Copy out every line of the records below verbatim, in their original order.
====
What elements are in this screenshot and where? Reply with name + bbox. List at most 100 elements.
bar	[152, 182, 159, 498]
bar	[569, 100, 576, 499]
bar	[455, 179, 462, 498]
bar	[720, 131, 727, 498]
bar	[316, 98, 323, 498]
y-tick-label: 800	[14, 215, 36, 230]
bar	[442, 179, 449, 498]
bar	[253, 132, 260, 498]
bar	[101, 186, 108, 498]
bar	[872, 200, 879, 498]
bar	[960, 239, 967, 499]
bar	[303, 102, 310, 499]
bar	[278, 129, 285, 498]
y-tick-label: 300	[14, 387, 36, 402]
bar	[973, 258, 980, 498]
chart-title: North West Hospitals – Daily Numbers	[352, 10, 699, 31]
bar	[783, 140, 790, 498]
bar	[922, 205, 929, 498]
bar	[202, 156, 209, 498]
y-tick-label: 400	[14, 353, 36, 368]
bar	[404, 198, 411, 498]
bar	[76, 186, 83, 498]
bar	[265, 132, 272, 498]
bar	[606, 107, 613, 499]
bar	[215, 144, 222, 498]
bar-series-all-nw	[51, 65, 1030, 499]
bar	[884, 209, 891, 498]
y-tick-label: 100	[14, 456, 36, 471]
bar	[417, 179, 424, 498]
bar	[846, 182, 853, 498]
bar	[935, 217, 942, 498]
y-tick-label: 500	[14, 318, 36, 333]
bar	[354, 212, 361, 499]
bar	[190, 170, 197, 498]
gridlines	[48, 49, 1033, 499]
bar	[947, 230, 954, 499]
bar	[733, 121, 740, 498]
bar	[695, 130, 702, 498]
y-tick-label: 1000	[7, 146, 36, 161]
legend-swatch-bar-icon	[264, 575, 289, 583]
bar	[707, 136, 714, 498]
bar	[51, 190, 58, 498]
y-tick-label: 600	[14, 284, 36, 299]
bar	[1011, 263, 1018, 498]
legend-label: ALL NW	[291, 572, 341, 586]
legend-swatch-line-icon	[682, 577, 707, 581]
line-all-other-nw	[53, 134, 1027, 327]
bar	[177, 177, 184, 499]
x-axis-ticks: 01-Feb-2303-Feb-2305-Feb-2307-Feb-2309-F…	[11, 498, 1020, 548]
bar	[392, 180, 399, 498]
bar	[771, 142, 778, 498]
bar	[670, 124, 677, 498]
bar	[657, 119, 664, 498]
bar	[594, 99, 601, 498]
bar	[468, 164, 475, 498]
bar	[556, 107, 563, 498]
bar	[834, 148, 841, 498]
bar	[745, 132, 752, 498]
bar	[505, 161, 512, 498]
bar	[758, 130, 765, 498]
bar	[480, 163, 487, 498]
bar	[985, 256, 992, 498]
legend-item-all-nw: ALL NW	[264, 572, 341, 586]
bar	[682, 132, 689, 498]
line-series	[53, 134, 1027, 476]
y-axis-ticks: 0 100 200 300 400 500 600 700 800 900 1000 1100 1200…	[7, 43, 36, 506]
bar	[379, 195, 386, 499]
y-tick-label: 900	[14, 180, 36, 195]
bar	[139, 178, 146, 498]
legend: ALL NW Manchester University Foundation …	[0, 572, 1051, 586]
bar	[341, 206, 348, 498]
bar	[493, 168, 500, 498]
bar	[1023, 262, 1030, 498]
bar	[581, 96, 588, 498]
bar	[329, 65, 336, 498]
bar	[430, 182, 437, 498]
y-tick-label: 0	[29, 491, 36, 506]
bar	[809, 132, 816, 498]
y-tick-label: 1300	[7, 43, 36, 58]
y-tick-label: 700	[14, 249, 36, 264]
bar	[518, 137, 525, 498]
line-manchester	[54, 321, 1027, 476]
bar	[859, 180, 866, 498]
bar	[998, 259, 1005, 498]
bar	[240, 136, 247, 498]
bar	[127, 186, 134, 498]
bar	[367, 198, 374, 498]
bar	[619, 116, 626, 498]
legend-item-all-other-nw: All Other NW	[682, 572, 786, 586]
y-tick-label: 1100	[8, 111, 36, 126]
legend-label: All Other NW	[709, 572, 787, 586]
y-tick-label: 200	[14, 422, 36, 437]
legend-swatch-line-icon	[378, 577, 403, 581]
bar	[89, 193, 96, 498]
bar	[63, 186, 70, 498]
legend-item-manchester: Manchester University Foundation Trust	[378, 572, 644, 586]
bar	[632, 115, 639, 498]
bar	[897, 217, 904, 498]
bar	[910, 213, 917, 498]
====
Exercise response:
What elements are in this screenshot and where? Reply with name + bbox. List at most 100 elements.
bar	[152, 182, 159, 498]
bar	[569, 100, 576, 499]
bar	[455, 179, 462, 498]
bar	[720, 131, 727, 498]
bar	[316, 98, 323, 498]
y-tick-label: 800	[14, 215, 36, 230]
bar	[442, 179, 449, 498]
bar	[253, 132, 260, 498]
bar	[101, 186, 108, 498]
bar	[872, 200, 879, 498]
bar	[960, 239, 967, 499]
bar	[303, 102, 310, 499]
bar	[278, 129, 285, 498]
y-tick-label: 300	[14, 387, 36, 402]
bar	[973, 258, 980, 498]
chart-title: North West Hospitals – Daily Numbers	[352, 10, 699, 31]
bar	[783, 140, 790, 498]
bar	[922, 205, 929, 498]
bar	[202, 156, 209, 498]
y-tick-label: 400	[14, 353, 36, 368]
bar	[404, 198, 411, 498]
bar	[76, 186, 83, 498]
bar	[265, 132, 272, 498]
bar	[606, 107, 613, 499]
bar	[215, 144, 222, 498]
bar-series-all-nw	[51, 65, 1030, 499]
bar	[884, 209, 891, 498]
y-tick-label: 100	[14, 456, 36, 471]
bar	[417, 179, 424, 498]
bar	[846, 182, 853, 498]
bar	[935, 217, 942, 498]
y-tick-label: 500	[14, 318, 36, 333]
bar	[354, 212, 361, 499]
bar	[190, 170, 197, 498]
gridlines	[48, 49, 1033, 499]
bar	[947, 230, 954, 499]
bar	[733, 121, 740, 498]
bar	[695, 130, 702, 498]
y-tick-label: 1000	[7, 146, 36, 161]
legend-swatch-bar-icon	[264, 575, 289, 583]
bar	[707, 136, 714, 498]
bar	[51, 190, 58, 498]
y-tick-label: 600	[14, 284, 36, 299]
bar	[1011, 263, 1018, 498]
legend-label: ALL NW	[291, 572, 341, 586]
legend-swatch-line-icon	[682, 577, 707, 581]
line-all-other-nw	[53, 134, 1027, 327]
bar	[177, 177, 184, 499]
x-axis-ticks: 01-Feb-2303-Feb-2305-Feb-2307-Feb-2309-F…	[11, 498, 1020, 548]
bar	[392, 180, 399, 498]
bar	[771, 142, 778, 498]
bar	[670, 124, 677, 498]
bar	[657, 119, 664, 498]
bar	[594, 99, 601, 498]
bar	[468, 164, 475, 498]
bar	[556, 107, 563, 498]
bar	[834, 148, 841, 498]
bar	[745, 132, 752, 498]
bar	[505, 161, 512, 498]
bar	[758, 130, 765, 498]
bar	[480, 163, 487, 498]
bar	[985, 256, 992, 498]
legend-item-all-nw: ALL NW	[264, 572, 341, 586]
bar	[682, 132, 689, 498]
line-series	[53, 134, 1027, 476]
y-axis-ticks: 0 100 200 300 400 500 600 700 800 900 1000 1100 1200…	[7, 43, 36, 506]
bar	[379, 195, 386, 499]
y-tick-label: 900	[14, 180, 36, 195]
bar	[139, 178, 146, 498]
legend: ALL NW Manchester University Foundation …	[0, 572, 1051, 586]
bar	[341, 206, 348, 498]
bar	[493, 168, 500, 498]
bar	[1023, 262, 1030, 498]
bar	[581, 96, 588, 498]
bar	[329, 65, 336, 498]
bar	[430, 182, 437, 498]
y-tick-label: 0	[29, 491, 36, 506]
bar	[809, 132, 816, 498]
y-tick-label: 1300	[7, 43, 36, 58]
y-tick-label: 700	[14, 249, 36, 264]
bar	[518, 137, 525, 498]
line-manchester	[54, 321, 1027, 476]
bar	[859, 180, 866, 498]
bar	[998, 259, 1005, 498]
bar	[240, 136, 247, 498]
bar	[127, 186, 134, 498]
bar	[367, 198, 374, 498]
bar	[619, 116, 626, 498]
legend-item-all-other-nw: All Other NW	[682, 572, 786, 586]
y-tick-label: 1100	[8, 111, 36, 126]
legend-label: All Other NW	[709, 572, 787, 586]
y-tick-label: 200	[14, 422, 36, 437]
legend-swatch-line-icon	[378, 577, 403, 581]
bar	[89, 193, 96, 498]
bar	[63, 186, 70, 498]
legend-item-manchester: Manchester University Foundation Trust	[378, 572, 644, 586]
bar	[632, 115, 639, 498]
bar	[897, 217, 904, 498]
bar	[910, 213, 917, 498]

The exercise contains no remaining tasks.